### Exercise brief
Restate the entries word for word, omitting nothing.

Data excerpts
"""

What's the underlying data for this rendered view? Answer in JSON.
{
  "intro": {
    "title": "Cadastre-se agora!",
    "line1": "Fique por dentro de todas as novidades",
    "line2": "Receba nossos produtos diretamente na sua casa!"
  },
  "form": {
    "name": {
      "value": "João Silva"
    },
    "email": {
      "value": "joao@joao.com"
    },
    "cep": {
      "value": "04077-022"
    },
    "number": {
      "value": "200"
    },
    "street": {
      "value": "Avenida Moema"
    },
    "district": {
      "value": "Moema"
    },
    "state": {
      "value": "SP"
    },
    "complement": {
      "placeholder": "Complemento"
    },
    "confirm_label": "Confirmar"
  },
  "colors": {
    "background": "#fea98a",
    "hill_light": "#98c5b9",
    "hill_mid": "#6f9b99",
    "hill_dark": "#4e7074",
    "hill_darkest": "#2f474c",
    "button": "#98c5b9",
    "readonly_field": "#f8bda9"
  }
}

"""

### Response to the task
What's the underlying data for this rendered view? Answer in JSON.
{
  "intro": {
    "title": "Cadastre-se agora!",
    "line1": "Fique por dentro de todas as novidades",
    "line2": "Receba nossos produtos diretamente na sua casa!"
  },
  "form": {
    "name": {
      "value": "João Silva"
    },
    "email": {
      "value": "joao@joao.com"
    },
    "cep": {
      "value": "04077-022"
    },
    "number": {
      "value": "200"
    },
    "street": {
      "value": "Avenida Moema"
    },
    "district": {
      "value": "Moema"
    },
    "state": {
      "value": "SP"
    },
    "complement": {
      "placeholder": "Complemento"
    },
    "confirm_label": "Confirmar"
  },
  "colors": {
    "background": "#fea98a",
    "hill_light": "#98c5b9",
    "hill_mid": "#6f9b99",
    "hill_dark": "#4e7074",
    "hill_darkest": "#2f474c",
    "button": "#98c5b9",
    "readonly_field": "#f8bda9"
  }
}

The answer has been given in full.